To do
Can you transcribe every record below exactly as it appears?

◇ ◇ ◇ ◇

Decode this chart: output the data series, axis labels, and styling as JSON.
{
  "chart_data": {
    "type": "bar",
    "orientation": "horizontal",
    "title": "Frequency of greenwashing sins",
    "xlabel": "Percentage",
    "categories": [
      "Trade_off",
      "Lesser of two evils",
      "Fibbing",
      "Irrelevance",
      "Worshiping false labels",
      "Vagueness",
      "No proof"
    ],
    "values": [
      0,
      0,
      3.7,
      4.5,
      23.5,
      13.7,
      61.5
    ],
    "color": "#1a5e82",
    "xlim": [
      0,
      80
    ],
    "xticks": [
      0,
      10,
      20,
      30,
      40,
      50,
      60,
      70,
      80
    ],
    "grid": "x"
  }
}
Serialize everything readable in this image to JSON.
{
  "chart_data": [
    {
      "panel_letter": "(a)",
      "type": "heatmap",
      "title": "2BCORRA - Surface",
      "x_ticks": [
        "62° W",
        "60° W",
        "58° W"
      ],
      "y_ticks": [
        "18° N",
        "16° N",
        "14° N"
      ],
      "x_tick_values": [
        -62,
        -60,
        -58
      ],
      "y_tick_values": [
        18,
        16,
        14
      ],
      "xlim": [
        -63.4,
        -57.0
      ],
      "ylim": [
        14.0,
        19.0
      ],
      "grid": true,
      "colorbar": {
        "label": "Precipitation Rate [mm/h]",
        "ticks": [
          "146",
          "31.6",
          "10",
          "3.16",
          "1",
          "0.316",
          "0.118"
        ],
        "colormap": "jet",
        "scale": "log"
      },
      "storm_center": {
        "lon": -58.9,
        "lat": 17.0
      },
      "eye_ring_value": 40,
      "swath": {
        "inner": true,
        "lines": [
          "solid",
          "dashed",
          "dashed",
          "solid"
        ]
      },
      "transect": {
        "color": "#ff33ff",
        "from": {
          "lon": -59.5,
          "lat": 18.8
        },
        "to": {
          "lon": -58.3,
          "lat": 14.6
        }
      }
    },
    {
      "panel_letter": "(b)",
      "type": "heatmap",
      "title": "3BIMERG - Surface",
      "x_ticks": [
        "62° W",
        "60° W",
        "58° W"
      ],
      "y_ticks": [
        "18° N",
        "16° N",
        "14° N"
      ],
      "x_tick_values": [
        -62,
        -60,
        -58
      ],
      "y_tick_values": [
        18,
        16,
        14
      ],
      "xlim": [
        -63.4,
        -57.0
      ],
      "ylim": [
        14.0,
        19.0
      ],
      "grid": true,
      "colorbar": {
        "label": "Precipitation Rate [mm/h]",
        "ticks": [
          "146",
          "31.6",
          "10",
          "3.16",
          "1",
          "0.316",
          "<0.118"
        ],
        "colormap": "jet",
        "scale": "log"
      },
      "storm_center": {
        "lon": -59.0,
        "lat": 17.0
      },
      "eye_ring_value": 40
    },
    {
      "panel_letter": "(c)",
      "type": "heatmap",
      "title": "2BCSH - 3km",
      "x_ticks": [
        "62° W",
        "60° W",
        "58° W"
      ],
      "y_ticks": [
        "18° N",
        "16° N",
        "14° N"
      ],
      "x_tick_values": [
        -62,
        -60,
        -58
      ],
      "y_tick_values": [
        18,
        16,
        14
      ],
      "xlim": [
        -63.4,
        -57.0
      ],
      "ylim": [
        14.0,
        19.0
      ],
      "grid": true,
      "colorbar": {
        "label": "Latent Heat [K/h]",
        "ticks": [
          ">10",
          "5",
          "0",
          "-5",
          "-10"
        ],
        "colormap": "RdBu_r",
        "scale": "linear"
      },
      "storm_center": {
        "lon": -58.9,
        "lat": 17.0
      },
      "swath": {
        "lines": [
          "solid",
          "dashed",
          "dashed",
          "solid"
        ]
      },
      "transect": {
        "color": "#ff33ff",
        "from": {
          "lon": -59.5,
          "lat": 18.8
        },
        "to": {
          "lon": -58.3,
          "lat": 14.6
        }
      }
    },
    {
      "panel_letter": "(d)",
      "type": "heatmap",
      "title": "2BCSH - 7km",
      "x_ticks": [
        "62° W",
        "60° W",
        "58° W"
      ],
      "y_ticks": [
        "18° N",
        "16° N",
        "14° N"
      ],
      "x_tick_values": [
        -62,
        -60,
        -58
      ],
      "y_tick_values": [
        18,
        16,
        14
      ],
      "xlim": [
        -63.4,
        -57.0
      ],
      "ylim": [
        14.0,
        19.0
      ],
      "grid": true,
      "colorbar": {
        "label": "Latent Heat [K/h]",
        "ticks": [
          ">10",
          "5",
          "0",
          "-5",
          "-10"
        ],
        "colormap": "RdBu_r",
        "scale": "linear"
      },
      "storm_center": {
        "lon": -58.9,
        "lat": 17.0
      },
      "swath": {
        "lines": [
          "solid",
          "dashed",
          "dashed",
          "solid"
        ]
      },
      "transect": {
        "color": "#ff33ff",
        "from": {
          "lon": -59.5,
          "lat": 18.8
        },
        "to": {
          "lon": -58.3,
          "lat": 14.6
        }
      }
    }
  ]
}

◇ ◇ ◇ ◇

Answer
Decode this chart: output the data series, axis labels, and styling as JSON.
{
  "chart_data": {
    "type": "bar",
    "orientation": "horizontal",
    "title": "Frequency of greenwashing sins",
    "xlabel": "Percentage",
    "categories": [
      "Trade_off",
      "Lesser of two evils",
      "Fibbing",
      "Irrelevance",
      "Worshiping false labels",
      "Vagueness",
      "No proof"
    ],
    "values": [
      0,
      0,
      3.7,
      4.5,
      23.5,
      13.7,
      61.5
    ],
    "color": "#1a5e82",
    "xlim": [
      0,
      80
    ],
    "xticks": [
      0,
      10,
      20,
      30,
      40,
      50,
      60,
      70,
      80
    ],
    "grid": "x"
  }
}
Serialize everything readable in this image to JSON.
{
  "chart_data": [
    {
      "panel_letter": "(a)",
      "type": "heatmap",
      "title": "2BCORRA - Surface",
      "x_ticks": [
        "62° W",
        "60° W",
        "58° W"
      ],
      "y_ticks": [
        "18° N",
        "16° N",
        "14° N"
      ],
      "x_tick_values": [
        -62,
        -60,
        -58
      ],
      "y_tick_values": [
        18,
        16,
        14
      ],
      "xlim": [
        -63.4,
        -57.0
      ],
      "ylim": [
        14.0,
        19.0
      ],
      "grid": true,
      "colorbar": {
        "label": "Precipitation Rate [mm/h]",
        "ticks": [
          "146",
          "31.6",
          "10",
          "3.16",
          "1",
          "0.316",
          "0.118"
        ],
        "colormap": "jet",
        "scale": "log"
      },
      "storm_center": {
        "lon": -58.9,
        "lat": 17.0
      },
      "eye_ring_value": 40,
      "swath": {
        "inner": true,
        "lines": [
          "solid",
          "dashed",
          "dashed",
          "solid"
        ]
      },
      "transect": {
        "color": "#ff33ff",
        "from": {
          "lon": -59.5,
          "lat": 18.8
        },
        "to": {
          "lon": -58.3,
          "lat": 14.6
        }
      }
    },
    {
      "panel_letter": "(b)",
      "type": "heatmap",
      "title": "3BIMERG - Surface",
      "x_ticks": [
        "62° W",
        "60° W",
        "58° W"
      ],
      "y_ticks": [
        "18° N",
        "16° N",
        "14° N"
      ],
      "x_tick_values": [
        -62,
        -60,
        -58
      ],
      "y_tick_values": [
        18,
        16,
        14
      ],
      "xlim": [
        -63.4,
        -57.0
      ],
      "ylim": [
        14.0,
        19.0
      ],
      "grid": true,
      "colorbar": {
        "label": "Precipitation Rate [mm/h]",
        "ticks": [
          "146",
          "31.6",
          "10",
          "3.16",
          "1",
          "0.316",
          "<0.118"
        ],
        "colormap": "jet",
        "scale": "log"
      },
      "storm_center": {
        "lon": -59.0,
        "lat": 17.0
      },
      "eye_ring_value": 40
    },
    {
      "panel_letter": "(c)",
      "type": "heatmap",
      "title": "2BCSH - 3km",
      "x_ticks": [
        "62° W",
        "60° W",
        "58° W"
      ],
      "y_ticks": [
        "18° N",
        "16° N",
        "14° N"
      ],
      "x_tick_values": [
        -62,
        -60,
        -58
      ],
      "y_tick_values": [
        18,
        16,
        14
      ],
      "xlim": [
        -63.4,
        -57.0
      ],
      "ylim": [
        14.0,
        19.0
      ],
      "grid": true,
      "colorbar": {
        "label": "Latent Heat [K/h]",
        "ticks": [
          ">10",
          "5",
          "0",
          "-5",
          "-10"
        ],
        "colormap": "RdBu_r",
        "scale": "linear"
      },
      "storm_center": {
        "lon": -58.9,
        "lat": 17.0
      },
      "swath": {
        "lines": [
          "solid",
          "dashed",
          "dashed",
          "solid"
        ]
      },
      "transect": {
        "color": "#ff33ff",
        "from": {
          "lon": -59.5,
          "lat": 18.8
        },
        "to": {
          "lon": -58.3,
          "lat": 14.6
        }
      }
    },
    {
      "panel_letter": "(d)",
      "type": "heatmap",
      "title": "2BCSH - 7km",
      "x_ticks": [
        "62° W",
        "60° W",
        "58° W"
      ],
      "y_ticks": [
        "18° N",
        "16° N",
        "14° N"
      ],
      "x_tick_values": [
        -62,
        -60,
        -58
      ],
      "y_tick_values": [
        18,
        16,
        14
      ],
      "xlim": [
        -63.4,
        -57.0
      ],
      "ylim": [
        14.0,
        19.0
      ],
      "grid": true,
      "colorbar": {
        "label": "Latent Heat [K/h]",
        "ticks": [
          ">10",
          "5",
          "0",
          "-5",
          "-10"
        ],
        "colormap": "RdBu_r",
        "scale": "linear"
      },
      "storm_center": {
        "lon": -58.9,
        "lat": 17.0
      },
      "swath": {
        "lines": [
          "solid",
          "dashed",
          "dashed",
          "solid"
        ]
      },
      "transect": {
        "color": "#ff33ff",
        "from": {
          "lon": -59.5,
          "lat": 18.8
        },
        "to": {
          "lon": -58.3,
          "lat": 14.6
        }
      }
    }
  ]
}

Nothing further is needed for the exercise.